**GOAL OF THE EXERCISE:** Search the records for the word "plus" and pick out every line that has it.

**Data records:**
━━━━━━━━

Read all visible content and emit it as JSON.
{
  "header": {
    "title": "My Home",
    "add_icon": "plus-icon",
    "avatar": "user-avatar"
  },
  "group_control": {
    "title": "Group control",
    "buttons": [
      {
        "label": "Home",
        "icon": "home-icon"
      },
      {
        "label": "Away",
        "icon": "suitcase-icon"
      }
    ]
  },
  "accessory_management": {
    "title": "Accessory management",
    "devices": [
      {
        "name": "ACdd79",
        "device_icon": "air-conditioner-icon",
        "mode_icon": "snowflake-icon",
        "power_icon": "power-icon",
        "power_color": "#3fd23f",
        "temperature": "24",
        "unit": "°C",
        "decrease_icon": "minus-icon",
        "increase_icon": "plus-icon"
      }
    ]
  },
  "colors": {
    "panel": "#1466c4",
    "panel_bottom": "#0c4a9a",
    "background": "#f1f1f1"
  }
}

━━━━━━━━

**ANSWER TO THE PROBLEM:**
    "add_icon": "plus-icon",
        "increase_icon": "plus-icon"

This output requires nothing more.